*WHAT THIS TASK INVOLVES:* Each entry must be reproduced precisely as it stands.

*ENTRIES:*
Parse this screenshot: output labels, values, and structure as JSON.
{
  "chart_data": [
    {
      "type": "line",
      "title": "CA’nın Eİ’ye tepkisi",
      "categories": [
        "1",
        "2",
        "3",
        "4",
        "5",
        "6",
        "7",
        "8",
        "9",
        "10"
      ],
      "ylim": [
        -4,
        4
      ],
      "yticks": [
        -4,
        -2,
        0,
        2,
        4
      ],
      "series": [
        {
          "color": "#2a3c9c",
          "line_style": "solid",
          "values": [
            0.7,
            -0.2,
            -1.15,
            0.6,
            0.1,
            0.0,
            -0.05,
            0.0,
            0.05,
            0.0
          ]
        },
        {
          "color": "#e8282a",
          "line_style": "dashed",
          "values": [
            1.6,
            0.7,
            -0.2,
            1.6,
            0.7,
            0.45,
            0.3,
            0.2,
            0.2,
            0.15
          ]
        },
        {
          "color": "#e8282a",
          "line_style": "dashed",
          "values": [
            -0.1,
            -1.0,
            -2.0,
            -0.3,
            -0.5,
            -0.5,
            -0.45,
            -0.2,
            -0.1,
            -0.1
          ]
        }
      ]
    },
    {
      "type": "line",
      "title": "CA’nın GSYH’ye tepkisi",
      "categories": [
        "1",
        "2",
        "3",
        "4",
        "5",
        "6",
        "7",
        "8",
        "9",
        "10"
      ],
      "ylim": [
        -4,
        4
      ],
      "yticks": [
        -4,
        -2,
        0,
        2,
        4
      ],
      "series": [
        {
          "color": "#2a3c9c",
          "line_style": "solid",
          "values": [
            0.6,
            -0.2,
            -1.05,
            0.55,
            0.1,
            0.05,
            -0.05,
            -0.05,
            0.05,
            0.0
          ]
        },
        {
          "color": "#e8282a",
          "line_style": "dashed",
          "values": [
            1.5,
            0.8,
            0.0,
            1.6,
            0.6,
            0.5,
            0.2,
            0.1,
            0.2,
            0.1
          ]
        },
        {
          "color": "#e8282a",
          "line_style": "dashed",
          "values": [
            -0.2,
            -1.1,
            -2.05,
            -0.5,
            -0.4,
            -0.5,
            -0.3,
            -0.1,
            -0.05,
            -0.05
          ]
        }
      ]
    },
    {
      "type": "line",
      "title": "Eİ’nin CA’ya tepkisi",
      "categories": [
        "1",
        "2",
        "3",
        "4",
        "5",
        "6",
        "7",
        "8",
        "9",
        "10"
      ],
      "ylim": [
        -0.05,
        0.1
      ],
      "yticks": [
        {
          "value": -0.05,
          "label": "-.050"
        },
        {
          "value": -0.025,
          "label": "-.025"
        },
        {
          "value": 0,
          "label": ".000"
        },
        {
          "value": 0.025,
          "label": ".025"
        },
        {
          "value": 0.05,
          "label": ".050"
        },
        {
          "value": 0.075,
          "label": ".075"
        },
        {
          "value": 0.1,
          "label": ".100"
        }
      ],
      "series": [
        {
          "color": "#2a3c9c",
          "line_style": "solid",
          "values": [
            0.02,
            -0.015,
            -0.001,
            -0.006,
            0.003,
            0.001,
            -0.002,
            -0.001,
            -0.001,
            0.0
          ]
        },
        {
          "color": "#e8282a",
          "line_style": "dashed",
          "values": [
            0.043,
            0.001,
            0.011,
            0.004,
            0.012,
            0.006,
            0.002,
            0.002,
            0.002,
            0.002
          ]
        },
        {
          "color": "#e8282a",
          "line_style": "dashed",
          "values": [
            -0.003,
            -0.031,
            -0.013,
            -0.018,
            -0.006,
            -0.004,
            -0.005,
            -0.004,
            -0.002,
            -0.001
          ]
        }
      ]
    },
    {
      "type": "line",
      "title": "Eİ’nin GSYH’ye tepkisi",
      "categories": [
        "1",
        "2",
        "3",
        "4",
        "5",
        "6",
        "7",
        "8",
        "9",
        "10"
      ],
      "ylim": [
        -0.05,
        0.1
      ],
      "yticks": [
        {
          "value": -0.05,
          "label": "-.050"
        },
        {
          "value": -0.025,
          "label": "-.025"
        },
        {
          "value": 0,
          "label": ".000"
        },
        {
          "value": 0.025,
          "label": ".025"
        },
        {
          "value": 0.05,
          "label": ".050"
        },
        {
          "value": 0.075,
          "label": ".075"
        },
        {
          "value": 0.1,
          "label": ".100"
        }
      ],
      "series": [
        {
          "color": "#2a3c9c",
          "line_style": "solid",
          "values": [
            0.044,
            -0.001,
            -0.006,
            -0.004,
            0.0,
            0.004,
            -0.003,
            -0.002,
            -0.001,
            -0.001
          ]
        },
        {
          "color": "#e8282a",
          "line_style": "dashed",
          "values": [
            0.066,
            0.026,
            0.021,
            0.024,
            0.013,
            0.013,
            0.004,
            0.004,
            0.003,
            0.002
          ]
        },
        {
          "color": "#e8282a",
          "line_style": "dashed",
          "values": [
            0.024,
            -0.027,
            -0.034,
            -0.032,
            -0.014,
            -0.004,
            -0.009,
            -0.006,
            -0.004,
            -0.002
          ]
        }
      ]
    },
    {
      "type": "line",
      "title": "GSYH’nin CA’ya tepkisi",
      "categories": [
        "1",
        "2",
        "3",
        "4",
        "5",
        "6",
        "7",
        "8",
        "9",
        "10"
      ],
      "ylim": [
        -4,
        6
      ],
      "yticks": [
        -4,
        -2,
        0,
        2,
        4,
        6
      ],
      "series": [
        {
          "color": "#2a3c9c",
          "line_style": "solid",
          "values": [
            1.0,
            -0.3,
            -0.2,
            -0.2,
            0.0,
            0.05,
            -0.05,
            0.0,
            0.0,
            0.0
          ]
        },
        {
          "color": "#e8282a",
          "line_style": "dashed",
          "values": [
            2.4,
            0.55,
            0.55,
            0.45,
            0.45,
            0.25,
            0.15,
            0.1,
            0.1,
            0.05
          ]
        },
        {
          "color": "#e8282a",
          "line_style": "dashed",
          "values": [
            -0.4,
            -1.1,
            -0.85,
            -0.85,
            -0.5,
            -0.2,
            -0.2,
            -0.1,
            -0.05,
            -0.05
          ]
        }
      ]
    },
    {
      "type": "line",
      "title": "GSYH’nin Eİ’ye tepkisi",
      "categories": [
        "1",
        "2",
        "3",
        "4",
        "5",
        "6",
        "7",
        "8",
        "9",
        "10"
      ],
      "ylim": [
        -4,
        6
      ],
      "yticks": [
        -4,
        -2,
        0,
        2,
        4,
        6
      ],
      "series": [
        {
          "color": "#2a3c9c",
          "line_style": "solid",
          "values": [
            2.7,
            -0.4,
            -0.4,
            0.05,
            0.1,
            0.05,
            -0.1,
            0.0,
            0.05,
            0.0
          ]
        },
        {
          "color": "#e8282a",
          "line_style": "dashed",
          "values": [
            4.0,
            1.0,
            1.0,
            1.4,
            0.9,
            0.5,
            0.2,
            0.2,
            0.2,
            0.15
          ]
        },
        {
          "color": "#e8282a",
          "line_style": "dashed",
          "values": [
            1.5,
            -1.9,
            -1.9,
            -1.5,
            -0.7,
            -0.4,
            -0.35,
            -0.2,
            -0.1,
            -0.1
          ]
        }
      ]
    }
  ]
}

*FULL SOLUTION:*
Parse this screenshot: output labels, values, and structure as JSON.
{
  "chart_data": [
    {
      "type": "line",
      "title": "CA’nın Eİ’ye tepkisi",
      "categories": [
        "1",
        "2",
        "3",
        "4",
        "5",
        "6",
        "7",
        "8",
        "9",
        "10"
      ],
      "ylim": [
        -4,
        4
      ],
      "yticks": [
        -4,
        -2,
        0,
        2,
        4
      ],
      "series": [
        {
          "color": "#2a3c9c",
          "line_style": "solid",
          "values": [
            0.7,
            -0.2,
            -1.15,
            0.6,
            0.1,
            0.0,
            -0.05,
            0.0,
            0.05,
            0.0
          ]
        },
        {
          "color": "#e8282a",
          "line_style": "dashed",
          "values": [
            1.6,
            0.7,
            -0.2,
            1.6,
            0.7,
            0.45,
            0.3,
            0.2,
            0.2,
            0.15
          ]
        },
        {
          "color": "#e8282a",
          "line_style": "dashed",
          "values": [
            -0.1,
            -1.0,
            -2.0,
            -0.3,
            -0.5,
            -0.5,
            -0.45,
            -0.2,
            -0.1,
            -0.1
          ]
        }
      ]
    },
    {
      "type": "line",
      "title": "CA’nın GSYH’ye tepkisi",
      "categories": [
        "1",
        "2",
        "3",
        "4",
        "5",
        "6",
        "7",
        "8",
        "9",
        "10"
      ],
      "ylim": [
        -4,
        4
      ],
      "yticks": [
        -4,
        -2,
        0,
        2,
        4
      ],
      "series": [
        {
          "color": "#2a3c9c",
          "line_style": "solid",
          "values": [
            0.6,
            -0.2,
            -1.05,
            0.55,
            0.1,
            0.05,
            -0.05,
            -0.05,
            0.05,
            0.0
          ]
        },
        {
          "color": "#e8282a",
          "line_style": "dashed",
          "values": [
            1.5,
            0.8,
            0.0,
            1.6,
            0.6,
            0.5,
            0.2,
            0.1,
            0.2,
            0.1
          ]
        },
        {
          "color": "#e8282a",
          "line_style": "dashed",
          "values": [
            -0.2,
            -1.1,
            -2.05,
            -0.5,
            -0.4,
            -0.5,
            -0.3,
            -0.1,
            -0.05,
            -0.05
          ]
        }
      ]
    },
    {
      "type": "line",
      "title": "Eİ’nin CA’ya tepkisi",
      "categories": [
        "1",
        "2",
        "3",
        "4",
        "5",
        "6",
        "7",
        "8",
        "9",
        "10"
      ],
      "ylim": [
        -0.05,
        0.1
      ],
      "yticks": [
        {
          "value": -0.05,
          "label": "-.050"
        },
        {
          "value": -0.025,
          "label": "-.025"
        },
        {
          "value": 0,
          "label": ".000"
        },
        {
          "value": 0.025,
          "label": ".025"
        },
        {
          "value": 0.05,
          "label": ".050"
        },
        {
          "value": 0.075,
          "label": ".075"
        },
        {
          "value": 0.1,
          "label": ".100"
        }
      ],
      "series": [
        {
          "color": "#2a3c9c",
          "line_style": "solid",
          "values": [
            0.02,
            -0.015,
            -0.001,
            -0.006,
            0.003,
            0.001,
            -0.002,
            -0.001,
            -0.001,
            0.0
          ]
        },
        {
          "color": "#e8282a",
          "line_style": "dashed",
          "values": [
            0.043,
            0.001,
            0.011,
            0.004,
            0.012,
            0.006,
            0.002,
            0.002,
            0.002,
            0.002
          ]
        },
        {
          "color": "#e8282a",
          "line_style": "dashed",
          "values": [
            -0.003,
            -0.031,
            -0.013,
            -0.018,
            -0.006,
            -0.004,
            -0.005,
            -0.004,
            -0.002,
            -0.001
          ]
        }
      ]
    },
    {
      "type": "line",
      "title": "Eİ’nin GSYH’ye tepkisi",
      "categories": [
        "1",
        "2",
        "3",
        "4",
        "5",
        "6",
        "7",
        "8",
        "9",
        "10"
      ],
      "ylim": [
        -0.05,
        0.1
      ],
      "yticks": [
        {
          "value": -0.05,
          "label": "-.050"
        },
        {
          "value": -0.025,
          "label": "-.025"
        },
        {
          "value": 0,
          "label": ".000"
        },
        {
          "value": 0.025,
          "label": ".025"
        },
        {
          "value": 0.05,
          "label": ".050"
        },
        {
          "value": 0.075,
          "label": ".075"
        },
        {
          "value": 0.1,
          "label": ".100"
        }
      ],
      "series": [
        {
          "color": "#2a3c9c",
          "line_style": "solid",
          "values": [
            0.044,
            -0.001,
            -0.006,
            -0.004,
            0.0,
            0.004,
            -0.003,
            -0.002,
            -0.001,
            -0.001
          ]
        },
        {
          "color": "#e8282a",
          "line_style": "dashed",
          "values": [
            0.066,
            0.026,
            0.021,
            0.024,
            0.013,
            0.013,
            0.004,
            0.004,
            0.003,
            0.002
          ]
        },
        {
          "color": "#e8282a",
          "line_style": "dashed",
          "values": [
            0.024,
            -0.027,
            -0.034,
            -0.032,
            -0.014,
            -0.004,
            -0.009,
            -0.006,
            -0.004,
            -0.002
          ]
        }
      ]
    },
    {
      "type": "line",
      "title": "GSYH’nin CA’ya tepkisi",
      "categories": [
        "1",
        "2",
        "3",
        "4",
        "5",
        "6",
        "7",
        "8",
        "9",
        "10"
      ],
      "ylim": [
        -4,
        6
      ],
      "yticks": [
        -4,
        -2,
        0,
        2,
        4,
        6
      ],
      "series": [
        {
          "color": "#2a3c9c",
          "line_style": "solid",
          "values": [
            1.0,
            -0.3,
            -0.2,
            -0.2,
            0.0,
            0.05,
            -0.05,
            0.0,
            0.0,
            0.0
          ]
        },
        {
          "color": "#e8282a",
          "line_style": "dashed",
          "values": [
            2.4,
            0.55,
            0.55,
            0.45,
            0.45,
            0.25,
            0.15,
            0.1,
            0.1,
            0.05
          ]
        },
        {
          "color": "#e8282a",
          "line_style": "dashed",
          "values": [
            -0.4,
            -1.1,
            -0.85,
            -0.85,
            -0.5,
            -0.2,
            -0.2,
            -0.1,
            -0.05,
            -0.05
          ]
        }
      ]
    },
    {
      "type": "line",
      "title": "GSYH’nin Eİ’ye tepkisi",
      "categories": [
        "1",
        "2",
        "3",
        "4",
        "5",
        "6",
        "7",
        "8",
        "9",
        "10"
      ],
      "ylim": [
        -4,
        6
      ],
      "yticks": [
        -4,
        -2,
        0,
        2,
        4,
        6
      ],
      "series": [
        {
          "color": "#2a3c9c",
          "line_style": "solid",
          "values": [
            2.7,
            -0.4,
            -0.4,
            0.05,
            0.1,
            0.05,
            -0.1,
            0.0,
            0.05,
            0.0
          ]
        },
        {
          "color": "#e8282a",
          "line_style": "dashed",
          "values": [
            4.0,
            1.0,
            1.0,
            1.4,
            0.9,
            0.5,
            0.2,
            0.2,
            0.2,
            0.15
          ]
        },
        {
          "color": "#e8282a",
          "line_style": "dashed",
          "values": [
            1.5,
            -1.9,
            -1.9,
            -1.5,
            -0.7,
            -0.4,
            -0.35,
            -0.2,
            -0.1,
            -0.1
          ]
        }
      ]
    }
  ]
}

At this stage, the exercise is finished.